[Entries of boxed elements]
::::::::

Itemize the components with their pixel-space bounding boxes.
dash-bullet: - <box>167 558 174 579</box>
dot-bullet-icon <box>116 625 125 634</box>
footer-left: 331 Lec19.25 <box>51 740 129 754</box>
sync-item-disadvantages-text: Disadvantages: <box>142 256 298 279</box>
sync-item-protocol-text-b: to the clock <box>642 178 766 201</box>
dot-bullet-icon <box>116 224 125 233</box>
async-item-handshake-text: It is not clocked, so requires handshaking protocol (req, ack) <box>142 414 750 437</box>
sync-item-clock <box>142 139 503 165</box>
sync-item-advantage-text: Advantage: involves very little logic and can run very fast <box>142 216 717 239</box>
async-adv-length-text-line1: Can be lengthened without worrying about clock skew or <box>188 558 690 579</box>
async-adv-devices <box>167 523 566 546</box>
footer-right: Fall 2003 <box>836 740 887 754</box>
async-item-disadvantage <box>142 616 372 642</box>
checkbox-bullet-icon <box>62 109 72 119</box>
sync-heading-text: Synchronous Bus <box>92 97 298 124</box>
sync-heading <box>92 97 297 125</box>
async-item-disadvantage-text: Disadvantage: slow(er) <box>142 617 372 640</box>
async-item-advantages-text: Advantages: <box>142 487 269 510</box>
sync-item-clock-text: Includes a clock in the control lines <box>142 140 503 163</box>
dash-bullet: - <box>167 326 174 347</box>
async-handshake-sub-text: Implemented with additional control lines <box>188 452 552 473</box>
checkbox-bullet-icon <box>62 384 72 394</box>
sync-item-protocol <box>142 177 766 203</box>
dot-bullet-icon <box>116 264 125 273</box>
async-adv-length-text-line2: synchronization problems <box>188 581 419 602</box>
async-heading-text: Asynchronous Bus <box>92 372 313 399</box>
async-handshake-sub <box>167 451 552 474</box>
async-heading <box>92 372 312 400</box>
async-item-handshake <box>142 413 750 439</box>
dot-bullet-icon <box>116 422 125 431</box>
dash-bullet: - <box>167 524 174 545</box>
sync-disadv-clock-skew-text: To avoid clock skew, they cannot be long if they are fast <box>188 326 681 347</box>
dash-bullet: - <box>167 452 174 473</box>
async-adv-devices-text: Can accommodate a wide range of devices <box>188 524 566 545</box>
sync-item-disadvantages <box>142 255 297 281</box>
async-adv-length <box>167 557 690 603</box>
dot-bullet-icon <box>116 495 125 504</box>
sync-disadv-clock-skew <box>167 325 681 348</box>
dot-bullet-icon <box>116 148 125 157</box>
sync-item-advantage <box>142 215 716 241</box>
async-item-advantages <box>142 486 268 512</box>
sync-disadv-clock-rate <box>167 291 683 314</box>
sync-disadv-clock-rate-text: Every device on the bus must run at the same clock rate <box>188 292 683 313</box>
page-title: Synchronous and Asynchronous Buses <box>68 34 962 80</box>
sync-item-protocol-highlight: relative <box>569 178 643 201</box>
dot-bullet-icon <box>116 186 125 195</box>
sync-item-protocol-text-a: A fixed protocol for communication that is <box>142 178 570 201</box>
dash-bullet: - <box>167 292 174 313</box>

::::::::

### Stated problem
Copy every line of the entries above without changing a single character.

### Task solution
Itemize the components with their pixel-space bounding boxes.
dash-bullet: - <box>167 558 174 579</box>
dot-bullet-icon <box>116 625 125 634</box>
footer-left: 331 Lec19.25 <box>51 740 129 754</box>
sync-item-disadvantages-text: Disadvantages: <box>142 256 298 279</box>
sync-item-protocol-text-b: to the clock <box>642 178 766 201</box>
dot-bullet-icon <box>116 224 125 233</box>
async-item-handshake-text: It is not clocked, so requires handshaking protocol (req, ack) <box>142 414 750 437</box>
sync-item-clock <box>142 139 503 165</box>
sync-item-advantage-text: Advantage: involves very little logic and can run very fast <box>142 216 717 239</box>
async-adv-length-text-line1: Can be lengthened without worrying about clock skew or <box>188 558 690 579</box>
async-adv-devices <box>167 523 566 546</box>
footer-right: Fall 2003 <box>836 740 887 754</box>
async-item-disadvantage <box>142 616 372 642</box>
checkbox-bullet-icon <box>62 109 72 119</box>
sync-heading-text: Synchronous Bus <box>92 97 298 124</box>
sync-heading <box>92 97 297 125</box>
async-item-disadvantage-text: Disadvantage: slow(er) <box>142 617 372 640</box>
async-item-advantages-text: Advantages: <box>142 487 269 510</box>
sync-item-clock-text: Includes a clock in the control lines <box>142 140 503 163</box>
dash-bullet: - <box>167 326 174 347</box>
async-handshake-sub-text: Implemented with additional control lines <box>188 452 552 473</box>
checkbox-bullet-icon <box>62 384 72 394</box>
sync-item-protocol <box>142 177 766 203</box>
dot-bullet-icon <box>116 264 125 273</box>
async-adv-length-text-line2: synchronization problems <box>188 581 419 602</box>
async-heading-text: Asynchronous Bus <box>92 372 313 399</box>
async-handshake-sub <box>167 451 552 474</box>
async-heading <box>92 372 312 400</box>
async-item-handshake <box>142 413 750 439</box>
dot-bullet-icon <box>116 422 125 431</box>
dash-bullet: - <box>167 524 174 545</box>
sync-disadv-clock-skew-text: To avoid clock skew, they cannot be long if they are fast <box>188 326 681 347</box>
dash-bullet: - <box>167 452 174 473</box>
async-adv-devices-text: Can accommodate a wide range of devices <box>188 524 566 545</box>
sync-item-disadvantages <box>142 255 297 281</box>
async-adv-length <box>167 557 690 603</box>
dot-bullet-icon <box>116 495 125 504</box>
sync-disadv-clock-skew <box>167 325 681 348</box>
dot-bullet-icon <box>116 148 125 157</box>
sync-item-advantage <box>142 215 716 241</box>
async-item-advantages <box>142 486 268 512</box>
sync-disadv-clock-rate <box>167 291 683 314</box>
sync-disadv-clock-rate-text: Every device on the bus must run at the same clock rate <box>188 292 683 313</box>
page-title: Synchronous and Asynchronous Buses <box>68 34 962 80</box>
sync-item-protocol-highlight: relative <box>569 178 643 201</box>
dot-bullet-icon <box>116 186 125 195</box>
sync-item-protocol-text-a: A fixed protocol for communication that is <box>142 178 570 201</box>
dash-bullet: - <box>167 292 174 313</box>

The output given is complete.